**REQUIREMENTS**
Review the material and extract every line in which the word "color" occurs.
— start THE INPUT —
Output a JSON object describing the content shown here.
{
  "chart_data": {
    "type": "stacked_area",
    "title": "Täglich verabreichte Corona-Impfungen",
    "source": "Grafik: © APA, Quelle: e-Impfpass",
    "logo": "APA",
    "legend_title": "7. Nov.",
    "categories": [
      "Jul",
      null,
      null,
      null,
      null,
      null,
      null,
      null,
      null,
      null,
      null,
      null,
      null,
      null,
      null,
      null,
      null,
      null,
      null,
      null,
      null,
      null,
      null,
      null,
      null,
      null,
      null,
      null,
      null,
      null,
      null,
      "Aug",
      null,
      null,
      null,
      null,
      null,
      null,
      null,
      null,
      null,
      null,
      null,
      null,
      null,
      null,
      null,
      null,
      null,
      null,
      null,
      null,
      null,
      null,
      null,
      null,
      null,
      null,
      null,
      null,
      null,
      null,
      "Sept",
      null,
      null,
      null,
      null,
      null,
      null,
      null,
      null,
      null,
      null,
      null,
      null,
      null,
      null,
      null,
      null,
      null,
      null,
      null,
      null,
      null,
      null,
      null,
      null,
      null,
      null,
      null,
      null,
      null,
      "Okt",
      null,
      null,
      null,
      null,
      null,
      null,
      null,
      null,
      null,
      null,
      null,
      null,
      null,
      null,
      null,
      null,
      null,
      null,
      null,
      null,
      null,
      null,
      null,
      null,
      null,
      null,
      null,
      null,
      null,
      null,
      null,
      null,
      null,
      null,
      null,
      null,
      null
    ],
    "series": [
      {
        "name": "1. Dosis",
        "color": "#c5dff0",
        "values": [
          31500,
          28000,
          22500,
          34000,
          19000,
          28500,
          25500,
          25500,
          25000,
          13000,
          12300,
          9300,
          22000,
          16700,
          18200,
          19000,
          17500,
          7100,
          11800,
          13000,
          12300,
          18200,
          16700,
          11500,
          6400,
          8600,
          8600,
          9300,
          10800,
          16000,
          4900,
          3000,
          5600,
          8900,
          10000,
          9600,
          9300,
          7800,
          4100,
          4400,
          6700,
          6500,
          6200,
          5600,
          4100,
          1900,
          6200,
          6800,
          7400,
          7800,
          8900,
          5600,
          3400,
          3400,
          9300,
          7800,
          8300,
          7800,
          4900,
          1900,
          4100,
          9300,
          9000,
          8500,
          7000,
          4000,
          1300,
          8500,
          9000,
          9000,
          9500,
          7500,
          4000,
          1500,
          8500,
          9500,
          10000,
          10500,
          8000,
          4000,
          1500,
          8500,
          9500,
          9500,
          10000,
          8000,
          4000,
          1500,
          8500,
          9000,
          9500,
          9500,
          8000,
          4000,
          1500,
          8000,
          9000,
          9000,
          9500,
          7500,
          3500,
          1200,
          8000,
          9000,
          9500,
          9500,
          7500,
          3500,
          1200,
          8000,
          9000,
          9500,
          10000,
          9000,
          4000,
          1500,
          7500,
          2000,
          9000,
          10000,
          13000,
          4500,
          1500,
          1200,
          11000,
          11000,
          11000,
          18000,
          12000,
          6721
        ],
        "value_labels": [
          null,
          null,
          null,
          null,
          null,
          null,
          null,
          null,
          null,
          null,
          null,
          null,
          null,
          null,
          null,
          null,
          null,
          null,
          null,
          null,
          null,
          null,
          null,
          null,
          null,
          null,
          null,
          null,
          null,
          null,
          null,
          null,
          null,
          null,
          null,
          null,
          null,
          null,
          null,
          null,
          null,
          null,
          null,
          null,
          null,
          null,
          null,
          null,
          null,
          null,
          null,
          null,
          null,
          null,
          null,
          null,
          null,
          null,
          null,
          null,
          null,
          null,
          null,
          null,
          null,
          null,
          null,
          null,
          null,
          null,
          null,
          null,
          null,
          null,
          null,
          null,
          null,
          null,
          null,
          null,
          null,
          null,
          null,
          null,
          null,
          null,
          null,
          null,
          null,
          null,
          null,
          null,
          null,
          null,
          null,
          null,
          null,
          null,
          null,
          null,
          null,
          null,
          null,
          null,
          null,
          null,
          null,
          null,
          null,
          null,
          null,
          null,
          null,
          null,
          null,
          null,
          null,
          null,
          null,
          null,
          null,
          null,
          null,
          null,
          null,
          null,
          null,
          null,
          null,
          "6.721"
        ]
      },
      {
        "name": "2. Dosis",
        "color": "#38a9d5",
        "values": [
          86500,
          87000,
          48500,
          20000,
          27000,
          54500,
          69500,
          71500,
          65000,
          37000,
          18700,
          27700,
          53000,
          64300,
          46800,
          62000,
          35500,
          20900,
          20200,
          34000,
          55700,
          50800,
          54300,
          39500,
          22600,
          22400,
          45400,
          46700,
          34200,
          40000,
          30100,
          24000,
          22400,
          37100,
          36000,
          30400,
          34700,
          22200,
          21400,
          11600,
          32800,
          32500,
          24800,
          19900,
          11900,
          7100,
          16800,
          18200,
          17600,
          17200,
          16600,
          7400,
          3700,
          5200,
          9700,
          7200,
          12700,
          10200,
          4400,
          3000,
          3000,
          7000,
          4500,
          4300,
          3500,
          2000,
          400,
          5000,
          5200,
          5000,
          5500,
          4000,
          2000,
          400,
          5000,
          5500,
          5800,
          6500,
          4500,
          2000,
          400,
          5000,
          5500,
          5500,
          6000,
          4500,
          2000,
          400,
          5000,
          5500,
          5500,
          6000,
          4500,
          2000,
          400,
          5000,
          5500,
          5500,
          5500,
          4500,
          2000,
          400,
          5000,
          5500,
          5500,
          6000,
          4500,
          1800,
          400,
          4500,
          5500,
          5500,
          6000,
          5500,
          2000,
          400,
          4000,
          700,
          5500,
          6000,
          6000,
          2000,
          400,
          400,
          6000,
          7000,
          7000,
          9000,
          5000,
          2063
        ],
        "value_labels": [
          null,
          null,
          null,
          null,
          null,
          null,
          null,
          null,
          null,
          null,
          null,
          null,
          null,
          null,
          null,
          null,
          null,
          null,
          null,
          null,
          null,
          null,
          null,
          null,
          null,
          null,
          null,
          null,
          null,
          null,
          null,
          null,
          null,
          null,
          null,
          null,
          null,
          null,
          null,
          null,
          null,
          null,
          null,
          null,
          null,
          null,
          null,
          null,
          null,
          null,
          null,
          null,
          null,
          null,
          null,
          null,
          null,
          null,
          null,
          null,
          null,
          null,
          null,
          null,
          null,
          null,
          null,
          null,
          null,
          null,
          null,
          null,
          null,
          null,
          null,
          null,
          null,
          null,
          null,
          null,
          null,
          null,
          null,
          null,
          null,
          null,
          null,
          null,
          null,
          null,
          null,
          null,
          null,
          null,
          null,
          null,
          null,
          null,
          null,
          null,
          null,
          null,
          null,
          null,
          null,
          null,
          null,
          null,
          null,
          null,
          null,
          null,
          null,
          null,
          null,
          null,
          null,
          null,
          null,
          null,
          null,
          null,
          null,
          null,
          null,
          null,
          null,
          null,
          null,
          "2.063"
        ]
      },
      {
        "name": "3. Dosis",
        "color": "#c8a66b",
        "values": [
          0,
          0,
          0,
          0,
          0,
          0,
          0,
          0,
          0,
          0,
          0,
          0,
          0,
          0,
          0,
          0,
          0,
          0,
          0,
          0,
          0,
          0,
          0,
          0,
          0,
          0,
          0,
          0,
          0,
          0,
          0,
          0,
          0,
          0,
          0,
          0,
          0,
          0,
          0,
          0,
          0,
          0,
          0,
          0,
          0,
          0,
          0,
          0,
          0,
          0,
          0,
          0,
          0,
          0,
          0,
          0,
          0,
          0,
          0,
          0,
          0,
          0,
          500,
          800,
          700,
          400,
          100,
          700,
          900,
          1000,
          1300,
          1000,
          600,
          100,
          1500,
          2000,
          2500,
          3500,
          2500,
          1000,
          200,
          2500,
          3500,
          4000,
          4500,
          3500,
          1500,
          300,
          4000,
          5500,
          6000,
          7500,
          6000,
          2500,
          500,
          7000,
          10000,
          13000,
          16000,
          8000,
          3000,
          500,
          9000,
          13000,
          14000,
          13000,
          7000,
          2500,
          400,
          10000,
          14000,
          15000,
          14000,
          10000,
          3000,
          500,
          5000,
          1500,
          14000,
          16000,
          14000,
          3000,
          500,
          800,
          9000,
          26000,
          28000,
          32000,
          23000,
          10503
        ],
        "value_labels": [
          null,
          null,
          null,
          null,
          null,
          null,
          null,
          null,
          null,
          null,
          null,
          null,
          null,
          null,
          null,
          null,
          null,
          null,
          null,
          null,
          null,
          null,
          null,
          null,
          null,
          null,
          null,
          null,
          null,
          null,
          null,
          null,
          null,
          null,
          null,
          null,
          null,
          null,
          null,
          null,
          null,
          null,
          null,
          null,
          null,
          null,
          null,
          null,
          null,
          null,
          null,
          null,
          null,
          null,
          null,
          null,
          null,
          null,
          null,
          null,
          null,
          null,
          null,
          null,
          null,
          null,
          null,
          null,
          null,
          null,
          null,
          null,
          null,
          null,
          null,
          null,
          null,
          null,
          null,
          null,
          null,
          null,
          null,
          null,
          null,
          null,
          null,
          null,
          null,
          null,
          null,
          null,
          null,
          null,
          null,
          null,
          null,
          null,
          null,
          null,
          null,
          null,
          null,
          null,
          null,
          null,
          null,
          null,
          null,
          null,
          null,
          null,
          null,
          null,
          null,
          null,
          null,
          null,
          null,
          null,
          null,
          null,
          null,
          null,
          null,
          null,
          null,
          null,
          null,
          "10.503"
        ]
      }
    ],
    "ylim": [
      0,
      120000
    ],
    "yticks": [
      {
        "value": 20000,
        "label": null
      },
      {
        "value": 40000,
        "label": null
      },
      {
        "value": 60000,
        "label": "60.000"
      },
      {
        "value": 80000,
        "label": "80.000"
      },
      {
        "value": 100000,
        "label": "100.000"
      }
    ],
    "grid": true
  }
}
— end THE INPUT —
**WRITTEN SOLUTION**
        "color": "#c5dff0",
        "color": "#38a9d5",
        "color": "#c8a66b",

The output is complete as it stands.